## start Record excerpts

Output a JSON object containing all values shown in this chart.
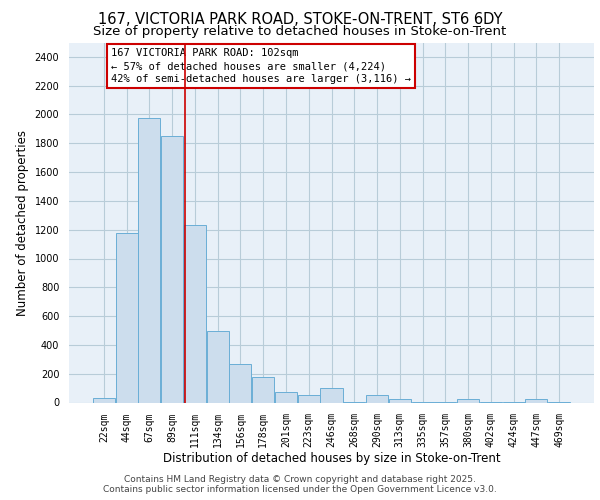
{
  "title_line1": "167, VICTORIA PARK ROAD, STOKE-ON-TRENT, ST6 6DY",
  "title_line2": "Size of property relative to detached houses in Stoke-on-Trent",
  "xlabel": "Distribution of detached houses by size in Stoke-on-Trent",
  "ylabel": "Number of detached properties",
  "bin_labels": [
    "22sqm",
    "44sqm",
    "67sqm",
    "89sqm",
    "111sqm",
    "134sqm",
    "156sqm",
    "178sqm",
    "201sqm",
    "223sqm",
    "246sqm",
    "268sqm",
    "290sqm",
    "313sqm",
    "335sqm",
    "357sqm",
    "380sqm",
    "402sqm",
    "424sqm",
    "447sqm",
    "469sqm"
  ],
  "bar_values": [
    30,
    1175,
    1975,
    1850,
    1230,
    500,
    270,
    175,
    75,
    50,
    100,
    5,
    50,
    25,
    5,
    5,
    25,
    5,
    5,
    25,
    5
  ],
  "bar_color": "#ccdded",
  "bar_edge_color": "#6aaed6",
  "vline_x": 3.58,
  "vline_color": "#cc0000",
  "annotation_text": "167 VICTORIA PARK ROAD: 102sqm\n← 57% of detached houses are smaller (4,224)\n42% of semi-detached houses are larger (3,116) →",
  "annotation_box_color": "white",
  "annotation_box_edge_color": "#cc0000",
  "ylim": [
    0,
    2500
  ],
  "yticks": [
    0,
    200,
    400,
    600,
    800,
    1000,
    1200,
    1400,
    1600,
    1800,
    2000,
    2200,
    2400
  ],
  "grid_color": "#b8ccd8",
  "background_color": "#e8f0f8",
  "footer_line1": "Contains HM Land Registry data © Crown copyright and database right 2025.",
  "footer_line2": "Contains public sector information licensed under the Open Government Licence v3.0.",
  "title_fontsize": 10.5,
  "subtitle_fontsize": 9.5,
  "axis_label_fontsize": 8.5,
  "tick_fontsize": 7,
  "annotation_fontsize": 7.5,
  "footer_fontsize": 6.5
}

## end Record excerpts

Reproduce the full material exactly, excluding the pictures.

Output a JSON object containing all values shown in this chart.
{
  "title_line1": "167, VICTORIA PARK ROAD, STOKE-ON-TRENT, ST6 6DY",
  "title_line2": "Size of property relative to detached houses in Stoke-on-Trent",
  "xlabel": "Distribution of detached houses by size in Stoke-on-Trent",
  "ylabel": "Number of detached properties",
  "bin_labels": [
    "22sqm",
    "44sqm",
    "67sqm",
    "89sqm",
    "111sqm",
    "134sqm",
    "156sqm",
    "178sqm",
    "201sqm",
    "223sqm",
    "246sqm",
    "268sqm",
    "290sqm",
    "313sqm",
    "335sqm",
    "357sqm",
    "380sqm",
    "402sqm",
    "424sqm",
    "447sqm",
    "469sqm"
  ],
  "bar_values": [
    30,
    1175,
    1975,
    1850,
    1230,
    500,
    270,
    175,
    75,
    50,
    100,
    5,
    50,
    25,
    5,
    5,
    25,
    5,
    5,
    25,
    5
  ],
  "bar_color": "#ccdded",
  "bar_edge_color": "#6aaed6",
  "vline_x": 3.58,
  "vline_color": "#cc0000",
  "annotation_text": "167 VICTORIA PARK ROAD: 102sqm\n← 57% of detached houses are smaller (4,224)\n42% of semi-detached houses are larger (3,116) →",
  "annotation_box_color": "white",
  "annotation_box_edge_color": "#cc0000",
  "ylim": [
    0,
    2500
  ],
  "yticks": [
    0,
    200,
    400,
    600,
    800,
    1000,
    1200,
    1400,
    1600,
    1800,
    2000,
    2200,
    2400
  ],
  "grid_color": "#b8ccd8",
  "background_color": "#e8f0f8",
  "footer_line1": "Contains HM Land Registry data © Crown copyright and database right 2025.",
  "footer_line2": "Contains public sector information licensed under the Open Government Licence v3.0.",
  "title_fontsize": 10.5,
  "subtitle_fontsize": 9.5,
  "axis_label_fontsize": 8.5,
  "tick_fontsize": 7,
  "annotation_fontsize": 7.5,
  "footer_fontsize": 6.5
}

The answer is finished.